To be done: Return every record below exactly as written, omitting any pictures.

Data listing:
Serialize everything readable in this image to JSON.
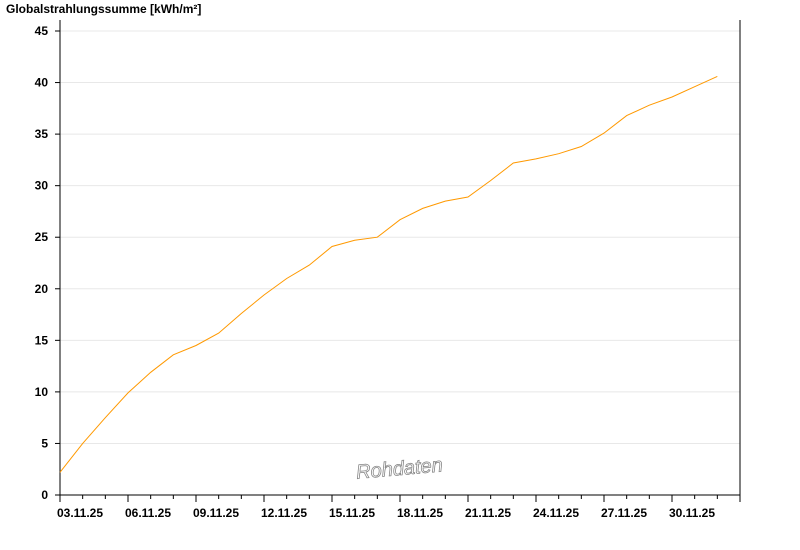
{
  "chart_data": {
    "type": "line",
    "title": "Globalstrahlungssumme [kWh/m²]",
    "watermark": "Rohdaten",
    "x_tick_labels": [
      "03.11.25",
      "06.11.25",
      "09.11.25",
      "12.11.25",
      "15.11.25",
      "18.11.25",
      "21.11.25",
      "24.11.25",
      "27.11.25",
      "30.11.25"
    ],
    "x_range": [
      "03.11.25",
      "03.12.25"
    ],
    "ylim": [
      0,
      45
    ],
    "y_ticks": [
      0,
      5,
      10,
      15,
      20,
      25,
      30,
      35,
      40,
      45
    ],
    "grid": "horizontal",
    "line_color": "#ff9900",
    "series": [
      {
        "x_start": "03.11.25",
        "step_days": 1,
        "values": [
          2.2,
          5.0,
          7.5,
          9.9,
          11.9,
          13.6,
          14.5,
          15.7,
          17.6,
          19.4,
          21.0,
          22.3,
          24.1,
          24.7,
          25.0,
          26.7,
          27.8,
          28.5,
          28.9,
          30.5,
          32.2,
          32.6,
          33.1,
          33.8,
          35.1,
          36.8,
          37.8,
          38.6,
          39.6,
          40.6
        ]
      }
    ]
  }
}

Result:
Serialize everything readable in this image to JSON.
{
  "chart_data": {
    "type": "line",
    "title": "Globalstrahlungssumme [kWh/m²]",
    "watermark": "Rohdaten",
    "x_tick_labels": [
      "03.11.25",
      "06.11.25",
      "09.11.25",
      "12.11.25",
      "15.11.25",
      "18.11.25",
      "21.11.25",
      "24.11.25",
      "27.11.25",
      "30.11.25"
    ],
    "x_range": [
      "03.11.25",
      "03.12.25"
    ],
    "ylim": [
      0,
      45
    ],
    "y_ticks": [
      0,
      5,
      10,
      15,
      20,
      25,
      30,
      35,
      40,
      45
    ],
    "grid": "horizontal",
    "line_color": "#ff9900",
    "series": [
      {
        "x_start": "03.11.25",
        "step_days": 1,
        "values": [
          2.2,
          5.0,
          7.5,
          9.9,
          11.9,
          13.6,
          14.5,
          15.7,
          17.6,
          19.4,
          21.0,
          22.3,
          24.1,
          24.7,
          25.0,
          26.7,
          27.8,
          28.5,
          28.9,
          30.5,
          32.2,
          32.6,
          33.1,
          33.8,
          35.1,
          36.8,
          37.8,
          38.6,
          39.6,
          40.6
        ]
      }
    ]
  }
}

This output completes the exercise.